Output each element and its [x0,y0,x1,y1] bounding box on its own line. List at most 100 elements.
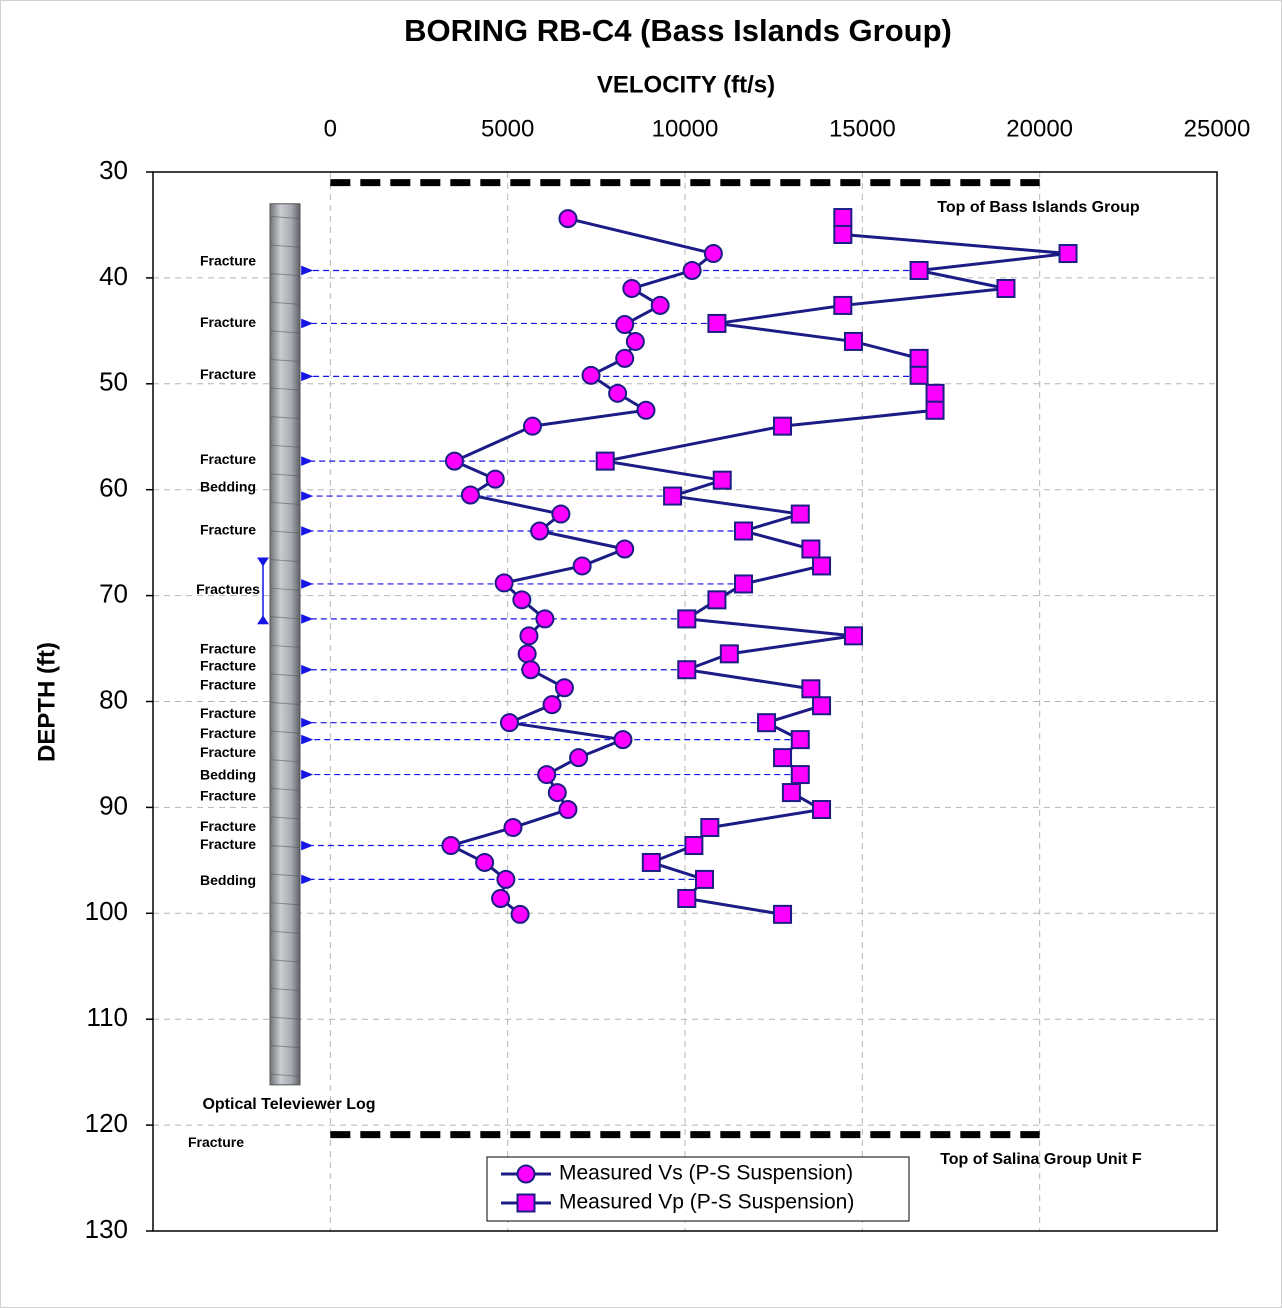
plot-frame [152,171,1218,1232]
log-texture [270,530,300,534]
data-point [843,331,863,351]
data-point [547,783,567,803]
log-texture [270,301,300,305]
log-texture [270,959,300,963]
feature-label: Fracture [200,366,256,382]
data-point [695,869,715,889]
y-tick-label: 130 [85,1214,128,1244]
y-tick-label: 110 [87,1002,128,1032]
data-point [684,836,704,856]
data-point [485,469,505,489]
log-texture [270,416,300,420]
data-point [499,713,519,733]
data-point [996,278,1016,298]
data-point [707,313,727,333]
data-point [719,644,739,664]
x-tick-label: 0 [324,115,337,142]
log-texture [270,787,300,791]
log-texture [270,244,300,248]
feature-label: Bedding [200,478,256,494]
log-texture [270,1073,300,1077]
data-point [909,260,929,280]
y-tick-label: 50 [99,367,128,397]
log-texture [270,587,300,591]
data-point [801,679,821,699]
data-point [812,556,832,576]
feature-label: Fracture [200,818,256,834]
log-texture [270,330,300,334]
data-point [558,800,578,820]
log-texture [270,1016,300,1020]
data-point [812,800,832,820]
log-texture [270,759,300,763]
data-point [773,904,793,924]
x-tick-label: 10000 [652,115,719,142]
feature-label: Fracture [200,744,256,760]
y-tick-label: 40 [99,261,128,291]
data-point [682,260,702,280]
x-tick-label: 20000 [1006,115,1073,142]
data-point [521,660,541,680]
legend-box [486,1156,910,1222]
feature-label: Fracture [200,676,256,692]
data-point [595,451,615,471]
x-tick-label: 5000 [481,115,534,142]
legend-label: Measured Vs (P-S Suspension) [559,1162,853,1185]
data-point [773,416,793,436]
data-point [909,365,929,385]
y-tick-label: 80 [99,684,128,714]
data-point [812,696,832,716]
feature-label: Fracture [200,640,256,656]
data-point [925,383,945,403]
data-point [781,783,801,803]
data-point [558,209,578,229]
feature-label: Fracture [200,725,256,741]
data-point [1058,244,1078,264]
log-texture [270,501,300,505]
data-point [554,678,574,698]
data-point [537,765,557,785]
legend-marker [516,1193,536,1213]
data-point [734,574,754,594]
data-point [700,818,720,838]
data-point [663,486,683,506]
log-texture [270,444,300,448]
log-texture [270,616,300,620]
feature-label: Fracture [200,522,256,538]
data-point [757,713,777,733]
feature-label: Fracture [200,788,256,804]
log-texture [270,644,300,648]
data-point [551,504,571,524]
data-point [613,730,633,750]
data-point [734,521,754,541]
data-point [712,470,732,490]
x-tick-label: 25000 [1184,115,1251,142]
log-texture [270,730,300,734]
data-point [790,730,810,750]
x-tick-label: 15000 [829,115,896,142]
feature-label: Fracture [200,314,256,330]
chart-title: BORING RB-C4 (Bass Islands Group) [404,13,952,48]
data-point [615,539,635,559]
log-texture [270,473,300,477]
feature-label: Fracture [200,253,256,269]
log-texture [270,845,300,849]
data-point [790,765,810,785]
log-texture [270,673,300,677]
log-texture [270,1045,300,1049]
y-tick-label: 120 [85,1108,128,1138]
data-point [494,573,514,593]
data-point [703,244,723,264]
data-point [650,295,670,315]
data-point [572,556,592,576]
series-line [603,217,1070,916]
data-point [636,400,656,420]
data-point [581,365,601,385]
data-point [522,416,542,436]
data-point [622,278,642,298]
x-axis-title: VELOCITY (ft/s) [597,71,775,98]
data-point [833,208,853,228]
log-texture [270,387,300,391]
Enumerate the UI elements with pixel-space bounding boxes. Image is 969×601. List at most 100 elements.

+++

§ Task details
Copy every line of the data above verbatim and leave the pictures out.

§ Exercise response
Output each element and its [x0,y0,x1,y1] bounding box on its own line. List at most 100 elements.
plot-frame [152,171,1218,1232]
log-texture [270,530,300,534]
data-point [843,331,863,351]
data-point [547,783,567,803]
log-texture [270,301,300,305]
log-texture [270,959,300,963]
feature-label: Fracture [200,366,256,382]
data-point [695,869,715,889]
y-tick-label: 130 [85,1214,128,1244]
y-tick-label: 110 [87,1002,128,1032]
data-point [684,836,704,856]
data-point [485,469,505,489]
log-texture [270,416,300,420]
data-point [499,713,519,733]
data-point [996,278,1016,298]
data-point [707,313,727,333]
data-point [719,644,739,664]
x-tick-label: 0 [324,115,337,142]
log-texture [270,787,300,791]
log-texture [270,244,300,248]
feature-label: Bedding [200,478,256,494]
log-texture [270,1073,300,1077]
data-point [909,260,929,280]
y-tick-label: 50 [99,367,128,397]
log-texture [270,587,300,591]
data-point [801,679,821,699]
data-point [812,556,832,576]
feature-label: Fracture [200,818,256,834]
log-texture [270,330,300,334]
data-point [558,800,578,820]
log-texture [270,1016,300,1020]
data-point [812,800,832,820]
log-texture [270,759,300,763]
data-point [773,904,793,924]
x-tick-label: 10000 [652,115,719,142]
feature-label: Fracture [200,744,256,760]
y-tick-label: 40 [99,261,128,291]
data-point [682,260,702,280]
x-tick-label: 20000 [1006,115,1073,142]
data-point [521,660,541,680]
legend-box [486,1156,910,1222]
feature-label: Fracture [200,676,256,692]
data-point [595,451,615,471]
x-tick-label: 5000 [481,115,534,142]
legend-label: Measured Vs (P-S Suspension) [559,1162,853,1185]
data-point [773,416,793,436]
data-point [909,365,929,385]
y-tick-label: 80 [99,684,128,714]
data-point [812,696,832,716]
feature-label: Fracture [200,640,256,656]
data-point [925,383,945,403]
data-point [781,783,801,803]
data-point [558,209,578,229]
feature-label: Fracture [200,725,256,741]
data-point [1058,244,1078,264]
log-texture [270,501,300,505]
data-point [554,678,574,698]
data-point [537,765,557,785]
legend-marker [516,1193,536,1213]
data-point [734,574,754,594]
data-point [700,818,720,838]
data-point [663,486,683,506]
log-texture [270,444,300,448]
log-texture [270,616,300,620]
feature-label: Fracture [200,522,256,538]
data-point [757,713,777,733]
feature-label: Fracture [200,788,256,804]
log-texture [270,644,300,648]
data-point [551,504,571,524]
data-point [613,730,633,750]
data-point [734,521,754,541]
data-point [712,470,732,490]
x-tick-label: 25000 [1184,115,1251,142]
log-texture [270,730,300,734]
data-point [790,730,810,750]
x-tick-label: 15000 [829,115,896,142]
feature-label: Fracture [200,314,256,330]
chart-title: BORING RB-C4 (Bass Islands Group) [404,13,952,48]
data-point [615,539,635,559]
log-texture [270,473,300,477]
feature-label: Fracture [200,253,256,269]
log-texture [270,845,300,849]
data-point [790,765,810,785]
log-texture [270,673,300,677]
log-texture [270,1045,300,1049]
y-tick-label: 120 [85,1108,128,1138]
data-point [494,573,514,593]
data-point [703,244,723,264]
data-point [650,295,670,315]
data-point [572,556,592,576]
series-line [603,217,1070,916]
data-point [636,400,656,420]
data-point [581,365,601,385]
data-point [522,416,542,436]
data-point [622,278,642,298]
x-axis-title: VELOCITY (ft/s) [597,71,775,98]
data-point [833,208,853,228]
log-texture [270,387,300,391]
Enumerate the UI elements with pixel-space bounding boxes. Image is 969×601. List at most 100 elements.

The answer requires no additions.